### WHAT IS EXPECTED
Locate and copy each line in the data that contains the word "object".

### Stored data
==*==

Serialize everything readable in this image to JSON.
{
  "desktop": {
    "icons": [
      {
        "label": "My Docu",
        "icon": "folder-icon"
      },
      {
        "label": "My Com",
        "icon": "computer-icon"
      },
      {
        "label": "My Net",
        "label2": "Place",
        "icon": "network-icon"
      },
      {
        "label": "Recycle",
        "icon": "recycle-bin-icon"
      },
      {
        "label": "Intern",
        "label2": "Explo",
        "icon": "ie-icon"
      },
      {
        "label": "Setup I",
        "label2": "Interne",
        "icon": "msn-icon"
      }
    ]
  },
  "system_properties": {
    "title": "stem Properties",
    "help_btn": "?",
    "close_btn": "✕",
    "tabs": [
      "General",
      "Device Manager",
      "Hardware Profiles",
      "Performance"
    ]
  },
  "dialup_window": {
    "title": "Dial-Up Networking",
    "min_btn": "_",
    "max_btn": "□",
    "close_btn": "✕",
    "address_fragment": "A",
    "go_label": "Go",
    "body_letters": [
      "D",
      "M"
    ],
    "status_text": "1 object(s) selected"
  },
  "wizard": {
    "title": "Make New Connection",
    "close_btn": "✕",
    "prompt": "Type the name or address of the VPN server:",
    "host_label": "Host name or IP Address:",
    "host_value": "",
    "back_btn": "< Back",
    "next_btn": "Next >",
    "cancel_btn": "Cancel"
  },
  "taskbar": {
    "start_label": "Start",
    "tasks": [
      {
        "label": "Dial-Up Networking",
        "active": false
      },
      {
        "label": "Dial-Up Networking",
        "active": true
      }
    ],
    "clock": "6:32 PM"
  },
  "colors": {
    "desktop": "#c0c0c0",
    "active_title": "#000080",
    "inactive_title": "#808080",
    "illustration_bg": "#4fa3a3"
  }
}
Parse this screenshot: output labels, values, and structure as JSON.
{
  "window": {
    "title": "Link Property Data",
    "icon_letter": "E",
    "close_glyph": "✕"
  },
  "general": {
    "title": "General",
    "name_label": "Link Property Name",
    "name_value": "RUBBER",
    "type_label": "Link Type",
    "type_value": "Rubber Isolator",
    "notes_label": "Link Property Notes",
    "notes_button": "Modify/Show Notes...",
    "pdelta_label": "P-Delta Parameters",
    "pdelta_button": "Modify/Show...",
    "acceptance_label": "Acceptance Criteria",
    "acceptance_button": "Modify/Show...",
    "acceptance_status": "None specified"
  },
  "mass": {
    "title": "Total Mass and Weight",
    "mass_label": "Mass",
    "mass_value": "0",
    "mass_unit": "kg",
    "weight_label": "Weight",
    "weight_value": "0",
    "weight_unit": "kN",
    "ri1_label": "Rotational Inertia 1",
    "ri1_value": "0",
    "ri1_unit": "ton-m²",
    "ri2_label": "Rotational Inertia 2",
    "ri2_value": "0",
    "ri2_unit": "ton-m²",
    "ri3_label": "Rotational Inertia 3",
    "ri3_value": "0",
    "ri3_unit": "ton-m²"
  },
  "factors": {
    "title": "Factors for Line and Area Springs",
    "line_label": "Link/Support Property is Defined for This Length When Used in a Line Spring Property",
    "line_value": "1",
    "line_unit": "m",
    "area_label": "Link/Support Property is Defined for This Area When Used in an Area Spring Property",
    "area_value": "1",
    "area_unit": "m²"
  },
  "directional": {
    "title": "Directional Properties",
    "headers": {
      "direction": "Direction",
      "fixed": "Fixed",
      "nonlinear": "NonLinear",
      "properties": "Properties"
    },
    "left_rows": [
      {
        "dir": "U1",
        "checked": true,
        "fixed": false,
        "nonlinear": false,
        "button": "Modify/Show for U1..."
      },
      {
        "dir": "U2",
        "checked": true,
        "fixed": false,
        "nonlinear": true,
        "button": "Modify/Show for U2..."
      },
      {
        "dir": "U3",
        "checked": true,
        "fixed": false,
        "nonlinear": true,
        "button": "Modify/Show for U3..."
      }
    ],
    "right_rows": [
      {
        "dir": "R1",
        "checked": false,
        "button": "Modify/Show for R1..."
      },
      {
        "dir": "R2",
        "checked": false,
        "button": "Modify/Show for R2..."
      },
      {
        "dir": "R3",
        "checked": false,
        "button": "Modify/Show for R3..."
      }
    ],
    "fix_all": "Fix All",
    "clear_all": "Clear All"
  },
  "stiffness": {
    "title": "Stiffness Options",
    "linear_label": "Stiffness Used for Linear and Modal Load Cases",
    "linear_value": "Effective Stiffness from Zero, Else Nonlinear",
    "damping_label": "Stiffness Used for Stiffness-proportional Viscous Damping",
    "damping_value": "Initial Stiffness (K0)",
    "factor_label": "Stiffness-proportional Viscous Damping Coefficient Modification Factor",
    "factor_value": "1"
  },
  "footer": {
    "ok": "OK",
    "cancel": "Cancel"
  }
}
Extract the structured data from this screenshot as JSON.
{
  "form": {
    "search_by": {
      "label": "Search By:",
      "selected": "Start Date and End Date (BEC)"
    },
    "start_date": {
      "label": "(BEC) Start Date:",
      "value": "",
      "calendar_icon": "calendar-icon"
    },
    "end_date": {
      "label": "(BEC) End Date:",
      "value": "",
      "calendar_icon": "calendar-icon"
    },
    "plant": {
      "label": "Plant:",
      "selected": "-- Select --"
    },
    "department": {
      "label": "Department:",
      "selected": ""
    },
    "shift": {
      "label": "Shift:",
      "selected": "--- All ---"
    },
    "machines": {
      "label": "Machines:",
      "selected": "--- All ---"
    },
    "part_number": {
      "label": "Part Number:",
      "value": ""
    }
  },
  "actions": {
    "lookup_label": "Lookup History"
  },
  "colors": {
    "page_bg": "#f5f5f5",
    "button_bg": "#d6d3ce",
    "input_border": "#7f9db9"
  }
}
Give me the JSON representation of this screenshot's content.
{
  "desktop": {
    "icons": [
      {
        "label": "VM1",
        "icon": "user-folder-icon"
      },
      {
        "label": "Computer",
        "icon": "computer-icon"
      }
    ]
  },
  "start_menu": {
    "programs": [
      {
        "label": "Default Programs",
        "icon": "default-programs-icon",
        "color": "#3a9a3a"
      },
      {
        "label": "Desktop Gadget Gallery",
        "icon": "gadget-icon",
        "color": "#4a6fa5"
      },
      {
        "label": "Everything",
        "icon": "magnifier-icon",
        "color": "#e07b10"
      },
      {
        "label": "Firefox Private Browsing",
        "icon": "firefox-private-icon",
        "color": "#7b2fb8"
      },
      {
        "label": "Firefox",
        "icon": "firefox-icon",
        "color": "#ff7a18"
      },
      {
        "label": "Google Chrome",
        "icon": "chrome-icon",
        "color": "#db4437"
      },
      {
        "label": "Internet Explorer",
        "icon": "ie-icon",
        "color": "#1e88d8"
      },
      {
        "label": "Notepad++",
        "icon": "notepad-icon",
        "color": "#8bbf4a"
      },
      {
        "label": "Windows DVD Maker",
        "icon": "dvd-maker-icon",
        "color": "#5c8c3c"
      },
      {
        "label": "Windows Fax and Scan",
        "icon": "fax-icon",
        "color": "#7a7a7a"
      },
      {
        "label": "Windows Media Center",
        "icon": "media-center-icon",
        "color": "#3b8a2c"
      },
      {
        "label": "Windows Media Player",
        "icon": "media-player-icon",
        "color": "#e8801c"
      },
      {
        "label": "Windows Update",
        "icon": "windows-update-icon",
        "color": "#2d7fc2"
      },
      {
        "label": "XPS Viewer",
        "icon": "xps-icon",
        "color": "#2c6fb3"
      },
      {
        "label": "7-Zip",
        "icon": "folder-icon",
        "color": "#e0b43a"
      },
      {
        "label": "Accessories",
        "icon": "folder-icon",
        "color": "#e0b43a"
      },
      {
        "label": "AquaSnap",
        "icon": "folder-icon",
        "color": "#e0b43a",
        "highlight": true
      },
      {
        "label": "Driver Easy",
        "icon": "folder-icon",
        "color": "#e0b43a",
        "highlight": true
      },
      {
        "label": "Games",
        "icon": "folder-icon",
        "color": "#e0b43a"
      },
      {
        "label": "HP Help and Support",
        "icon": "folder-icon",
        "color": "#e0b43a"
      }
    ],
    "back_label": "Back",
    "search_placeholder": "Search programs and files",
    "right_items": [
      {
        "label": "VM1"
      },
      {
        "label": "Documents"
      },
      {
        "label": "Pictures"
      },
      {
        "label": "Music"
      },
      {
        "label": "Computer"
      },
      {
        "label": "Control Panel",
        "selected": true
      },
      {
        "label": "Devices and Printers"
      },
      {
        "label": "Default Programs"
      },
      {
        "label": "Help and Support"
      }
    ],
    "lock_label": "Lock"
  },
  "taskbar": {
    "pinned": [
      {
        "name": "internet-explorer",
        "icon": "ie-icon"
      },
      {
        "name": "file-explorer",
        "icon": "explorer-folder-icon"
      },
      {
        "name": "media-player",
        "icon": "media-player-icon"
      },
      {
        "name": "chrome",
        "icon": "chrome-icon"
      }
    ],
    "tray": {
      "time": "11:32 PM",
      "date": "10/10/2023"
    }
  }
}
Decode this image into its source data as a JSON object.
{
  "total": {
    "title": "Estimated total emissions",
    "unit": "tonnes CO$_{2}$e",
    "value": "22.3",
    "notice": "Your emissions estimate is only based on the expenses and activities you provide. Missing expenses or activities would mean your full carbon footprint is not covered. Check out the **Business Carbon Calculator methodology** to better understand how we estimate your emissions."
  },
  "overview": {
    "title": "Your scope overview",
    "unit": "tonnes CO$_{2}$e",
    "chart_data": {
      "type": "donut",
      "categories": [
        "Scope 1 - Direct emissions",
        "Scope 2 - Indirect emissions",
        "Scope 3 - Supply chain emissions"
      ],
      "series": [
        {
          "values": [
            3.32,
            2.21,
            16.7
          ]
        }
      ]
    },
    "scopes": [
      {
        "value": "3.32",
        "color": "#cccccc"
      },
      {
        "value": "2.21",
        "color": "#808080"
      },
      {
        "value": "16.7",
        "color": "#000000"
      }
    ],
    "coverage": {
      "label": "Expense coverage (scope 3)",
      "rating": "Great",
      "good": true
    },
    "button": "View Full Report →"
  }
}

==*==

### OUTPUT FOR THIS TASK
    "status_text": "1 object(s) selected"
Decode this image into its source data as a JSON object.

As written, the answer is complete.